Available records:

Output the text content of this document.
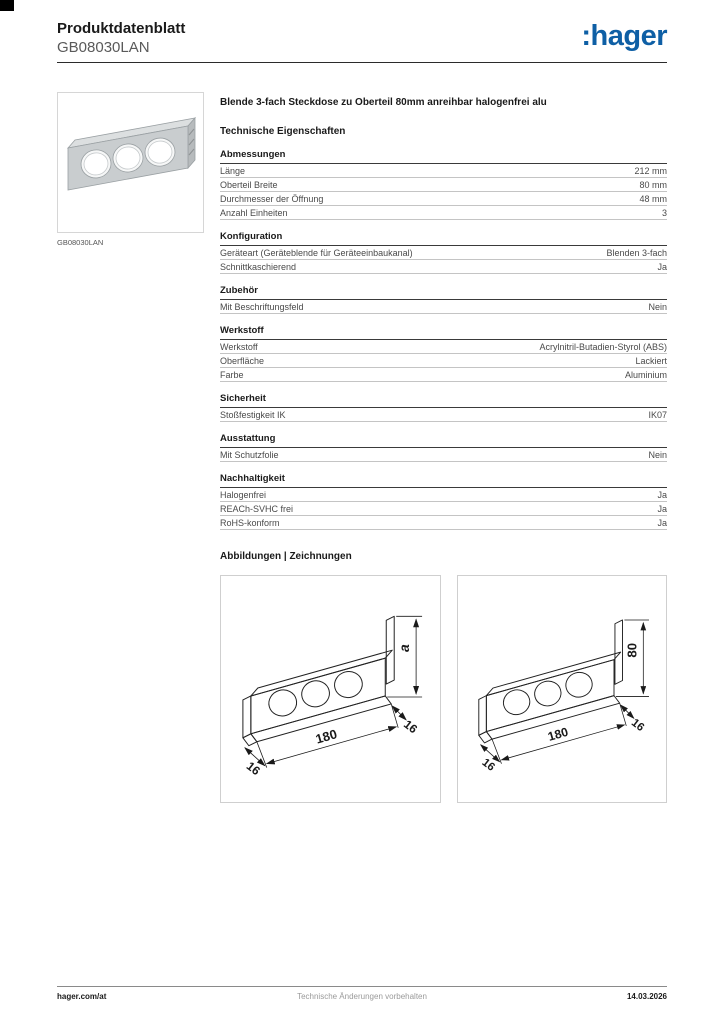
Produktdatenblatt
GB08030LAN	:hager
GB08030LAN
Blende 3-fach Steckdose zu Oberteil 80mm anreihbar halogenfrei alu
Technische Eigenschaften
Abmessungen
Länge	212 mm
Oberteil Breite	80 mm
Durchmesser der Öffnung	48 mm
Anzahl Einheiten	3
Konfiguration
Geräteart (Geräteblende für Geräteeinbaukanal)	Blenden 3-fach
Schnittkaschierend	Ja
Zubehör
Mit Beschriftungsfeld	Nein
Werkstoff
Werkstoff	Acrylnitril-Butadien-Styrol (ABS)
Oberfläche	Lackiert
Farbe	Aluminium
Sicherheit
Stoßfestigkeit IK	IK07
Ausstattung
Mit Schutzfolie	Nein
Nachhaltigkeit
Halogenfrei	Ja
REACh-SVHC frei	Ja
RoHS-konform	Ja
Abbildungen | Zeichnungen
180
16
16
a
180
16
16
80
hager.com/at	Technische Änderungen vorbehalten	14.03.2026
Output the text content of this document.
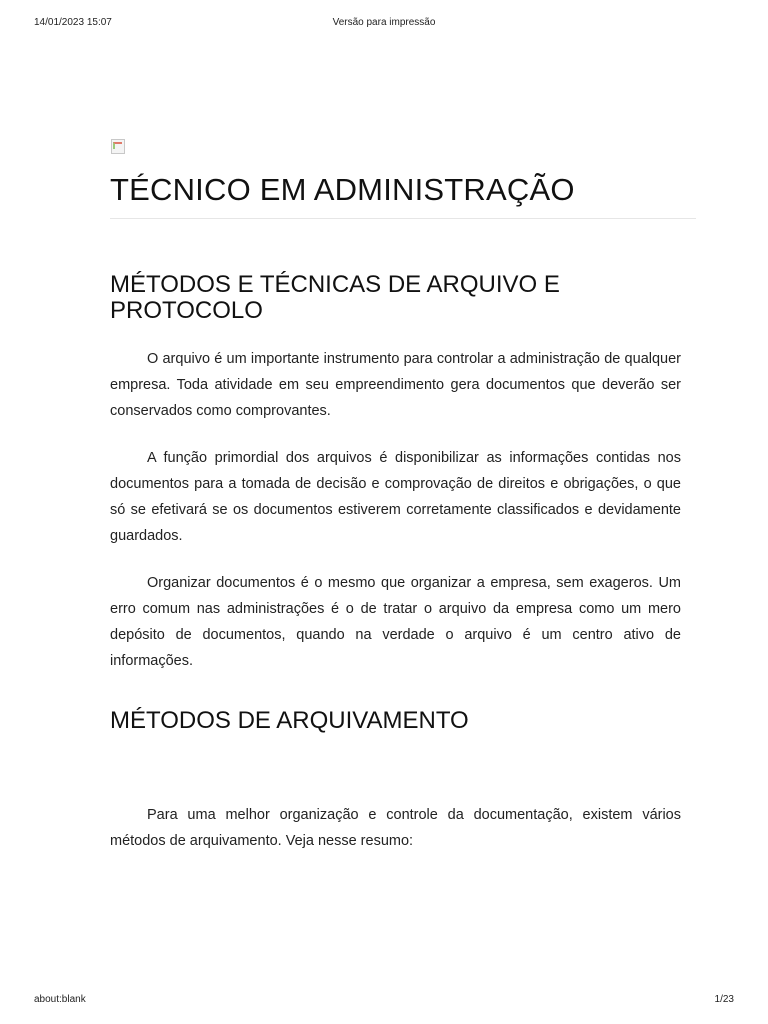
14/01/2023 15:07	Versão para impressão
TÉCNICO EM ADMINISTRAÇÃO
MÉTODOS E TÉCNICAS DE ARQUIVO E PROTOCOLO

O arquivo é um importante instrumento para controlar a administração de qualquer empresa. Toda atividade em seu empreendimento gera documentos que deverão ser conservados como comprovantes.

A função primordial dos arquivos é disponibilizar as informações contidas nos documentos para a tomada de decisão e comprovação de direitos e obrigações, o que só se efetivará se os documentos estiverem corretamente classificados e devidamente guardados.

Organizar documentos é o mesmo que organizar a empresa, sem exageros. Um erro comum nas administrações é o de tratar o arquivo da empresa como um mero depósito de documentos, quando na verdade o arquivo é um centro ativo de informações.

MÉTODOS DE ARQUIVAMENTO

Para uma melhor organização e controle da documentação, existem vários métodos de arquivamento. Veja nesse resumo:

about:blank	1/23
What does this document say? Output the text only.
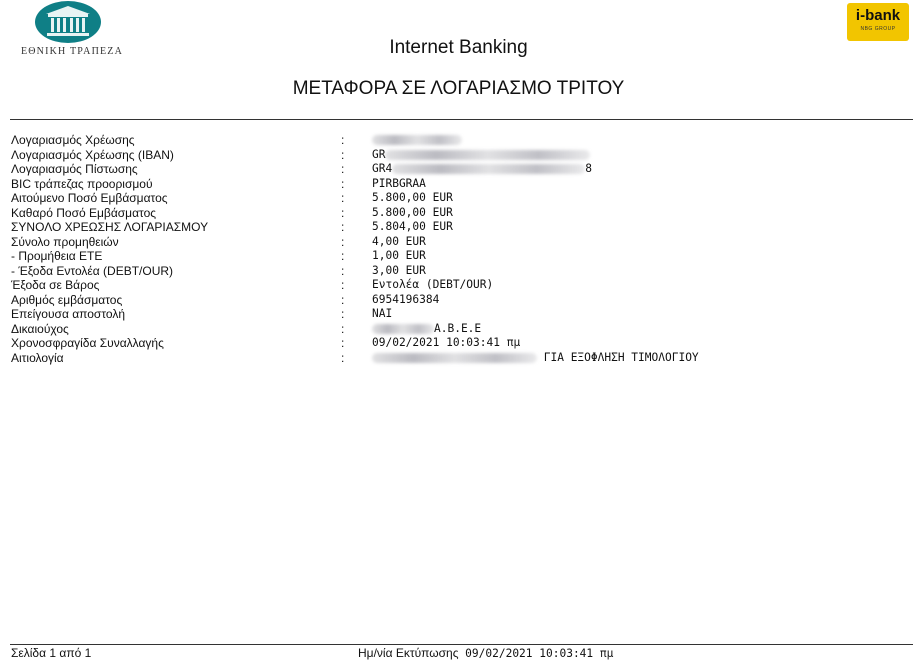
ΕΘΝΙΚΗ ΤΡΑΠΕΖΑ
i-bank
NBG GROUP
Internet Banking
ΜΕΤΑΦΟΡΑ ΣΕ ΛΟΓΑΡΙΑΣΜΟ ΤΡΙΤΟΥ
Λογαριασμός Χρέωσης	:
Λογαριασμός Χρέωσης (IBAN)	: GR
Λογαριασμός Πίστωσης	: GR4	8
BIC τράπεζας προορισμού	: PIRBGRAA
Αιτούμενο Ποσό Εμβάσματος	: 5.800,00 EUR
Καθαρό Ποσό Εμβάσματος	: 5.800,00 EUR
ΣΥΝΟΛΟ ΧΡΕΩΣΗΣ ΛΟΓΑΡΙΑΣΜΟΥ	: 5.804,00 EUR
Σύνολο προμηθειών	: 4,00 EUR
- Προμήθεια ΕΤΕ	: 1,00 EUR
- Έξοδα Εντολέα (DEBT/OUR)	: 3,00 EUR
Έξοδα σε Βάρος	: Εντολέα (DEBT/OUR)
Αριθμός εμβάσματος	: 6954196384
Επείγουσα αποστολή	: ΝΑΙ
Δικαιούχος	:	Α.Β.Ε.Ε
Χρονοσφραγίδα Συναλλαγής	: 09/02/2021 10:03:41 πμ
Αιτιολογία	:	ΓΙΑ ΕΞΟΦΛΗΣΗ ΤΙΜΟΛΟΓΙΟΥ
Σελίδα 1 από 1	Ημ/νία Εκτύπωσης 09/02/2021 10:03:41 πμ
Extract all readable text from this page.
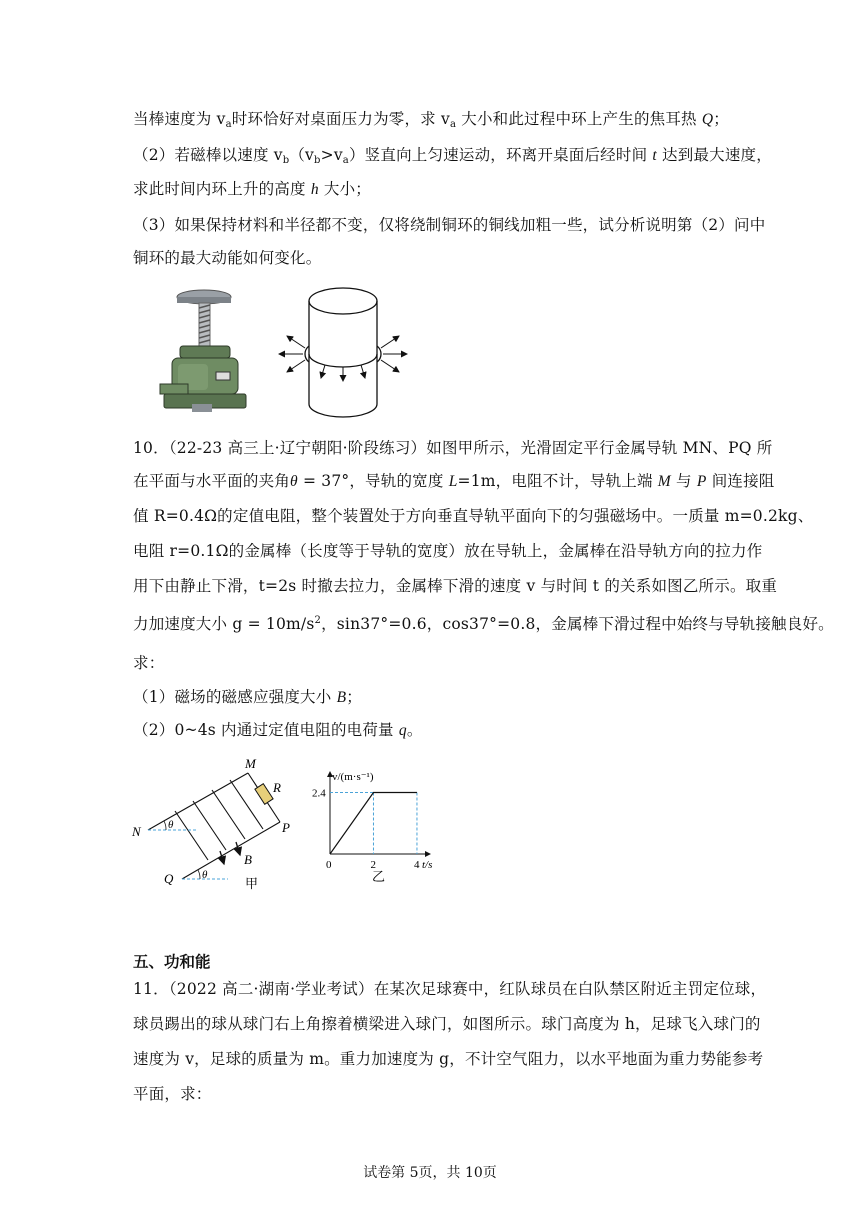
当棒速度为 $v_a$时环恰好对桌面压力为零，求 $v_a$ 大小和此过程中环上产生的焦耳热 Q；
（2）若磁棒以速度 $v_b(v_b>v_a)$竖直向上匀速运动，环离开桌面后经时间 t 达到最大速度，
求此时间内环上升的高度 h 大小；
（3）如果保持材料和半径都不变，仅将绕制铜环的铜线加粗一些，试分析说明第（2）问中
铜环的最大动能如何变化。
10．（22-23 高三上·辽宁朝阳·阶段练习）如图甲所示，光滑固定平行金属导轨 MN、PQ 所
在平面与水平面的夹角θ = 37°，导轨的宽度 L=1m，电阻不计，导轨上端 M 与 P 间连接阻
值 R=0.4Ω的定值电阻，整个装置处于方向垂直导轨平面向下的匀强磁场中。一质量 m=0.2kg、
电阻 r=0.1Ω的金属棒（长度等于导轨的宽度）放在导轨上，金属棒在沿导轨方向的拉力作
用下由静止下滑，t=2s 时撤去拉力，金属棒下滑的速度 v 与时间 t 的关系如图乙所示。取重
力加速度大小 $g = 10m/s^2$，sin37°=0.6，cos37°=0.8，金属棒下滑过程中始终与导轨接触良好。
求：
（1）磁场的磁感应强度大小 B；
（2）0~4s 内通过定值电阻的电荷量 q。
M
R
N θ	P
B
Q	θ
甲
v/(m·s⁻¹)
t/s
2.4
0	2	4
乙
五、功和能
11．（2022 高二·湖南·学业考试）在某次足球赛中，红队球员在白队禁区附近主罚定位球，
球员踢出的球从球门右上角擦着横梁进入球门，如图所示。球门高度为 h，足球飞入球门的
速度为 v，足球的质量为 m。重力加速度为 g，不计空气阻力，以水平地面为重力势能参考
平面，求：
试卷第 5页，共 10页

Your instructions:
Pictures are excluded; copy every other part of the records exactly.

The completed task:
Output the text content of this document.
Produktdatenblatt
GB08030LAN	:hager
GB08030LAN
Blende 3-fach Steckdose zu Oberteil 80mm anreihbar halogenfrei alu
Technische Eigenschaften
Abmessungen
Länge	212 mm
Oberteil Breite	80 mm
Durchmesser der Öffnung	48 mm
Anzahl Einheiten	3
Konfiguration
Geräteart (Geräteblende für Geräteeinbaukanal)	Blenden 3-fach
Schnittkaschierend	Ja
Zubehör
Mit Beschriftungsfeld	Nein
Werkstoff
Werkstoff	Acrylnitril-Butadien-Styrol (ABS)
Oberfläche	Lackiert
Farbe	Aluminium
Sicherheit
Stoßfestigkeit IK	IK07
Ausstattung
Mit Schutzfolie	Nein
Nachhaltigkeit
Halogenfrei	Ja
REACh-SVHC frei	Ja
RoHS-konform	Ja
Abbildungen | Zeichnungen
180
16
16
a
180
16
16
80
hager.com/at	Technische Änderungen vorbehalten	14.03.2026
Output the text content of this document.
14/01/2023 15:07	Versão para impressão
TÉCNICO EM ADMINISTRAÇÃO
MÉTODOS E TÉCNICAS DE ARQUIVO E PROTOCOLO

O arquivo é um importante instrumento para controlar a administração de qualquer empresa. Toda atividade em seu empreendimento gera documentos que deverão ser conservados como comprovantes.

A função primordial dos arquivos é disponibilizar as informações contidas nos documentos para a tomada de decisão e comprovação de direitos e obrigações, o que só se efetivará se os documentos estiverem corretamente classificados e devidamente guardados.

Organizar documentos é o mesmo que organizar a empresa, sem exageros. Um erro comum nas administrações é o de tratar o arquivo da empresa como um mero depósito de documentos, quando na verdade o arquivo é um centro ativo de informações.

MÉTODOS DE ARQUIVAMENTO

Para uma melhor organização e controle da documentação, existem vários métodos de arquivamento. Veja nesse resumo:

about:blank	1/23
What does this document say? Output the text only.
ΕΘΝΙΚΗ ΤΡΑΠΕΖΑ
i-bank
NBG GROUP
Internet Banking
ΜΕΤΑΦΟΡΑ ΣΕ ΛΟΓΑΡΙΑΣΜΟ ΤΡΙΤΟΥ
Λογαριασμός Χρέωσης	:
Λογαριασμός Χρέωσης (IBAN)	: GR
Λογαριασμός Πίστωσης	: GR4	8
BIC τράπεζας προορισμού	: PIRBGRAA
Αιτούμενο Ποσό Εμβάσματος	: 5.800,00 EUR
Καθαρό Ποσό Εμβάσματος	: 5.800,00 EUR
ΣΥΝΟΛΟ ΧΡΕΩΣΗΣ ΛΟΓΑΡΙΑΣΜΟΥ	: 5.804,00 EUR
Σύνολο προμηθειών	: 4,00 EUR
- Προμήθεια ΕΤΕ	: 1,00 EUR
- Έξοδα Εντολέα (DEBT/OUR)	: 3,00 EUR
Έξοδα σε Βάρος	: Εντολέα (DEBT/OUR)
Αριθμός εμβάσματος	: 6954196384
Επείγουσα αποστολή	: ΝΑΙ
Δικαιούχος	:	Α.Β.Ε.Ε
Χρονοσφραγίδα Συναλλαγής	: 09/02/2021 10:03:41 πμ
Αιτιολογία	:	ΓΙΑ ΕΞΟΦΛΗΣΗ ΤΙΜΟΛΟΓΙΟΥ
Σελίδα 1 από 1	Ημ/νία Εκτύπωσης 09/02/2021 10:03:41 πμ
Extract all readable text from this page.
当棒速度为 $v_a$时环恰好对桌面压力为零，求 $v_a$ 大小和此过程中环上产生的焦耳热 Q；
（2）若磁棒以速度 $v_b(v_b>v_a)$竖直向上匀速运动，环离开桌面后经时间 t 达到最大速度，
求此时间内环上升的高度 h 大小；
（3）如果保持材料和半径都不变，仅将绕制铜环的铜线加粗一些，试分析说明第（2）问中
铜环的最大动能如何变化。
10．（22-23 高三上·辽宁朝阳·阶段练习）如图甲所示，光滑固定平行金属导轨 MN、PQ 所
在平面与水平面的夹角θ = 37°，导轨的宽度 L=1m，电阻不计，导轨上端 M 与 P 间连接阻
值 R=0.4Ω的定值电阻，整个装置处于方向垂直导轨平面向下的匀强磁场中。一质量 m=0.2kg、
电阻 r=0.1Ω的金属棒（长度等于导轨的宽度）放在导轨上，金属棒在沿导轨方向的拉力作
用下由静止下滑，t=2s 时撤去拉力，金属棒下滑的速度 v 与时间 t 的关系如图乙所示。取重
力加速度大小 $g = 10m/s^2$，sin37°=0.6，cos37°=0.8，金属棒下滑过程中始终与导轨接触良好。
求：
（1）磁场的磁感应强度大小 B；
（2）0~4s 内通过定值电阻的电荷量 q。
M
R
N θ	P
B
Q	θ
甲
v/(m·s⁻¹)
t/s
2.4
0	2	4
乙
五、功和能
11．（2022 高二·湖南·学业考试）在某次足球赛中，红队球员在白队禁区附近主罚定位球，
球员踢出的球从球门右上角擦着横梁进入球门，如图所示。球门高度为 h，足球飞入球门的
速度为 v，足球的质量为 m。重力加速度为 g，不计空气阻力，以水平地面为重力势能参考
平面，求：
试卷第 5页，共 10页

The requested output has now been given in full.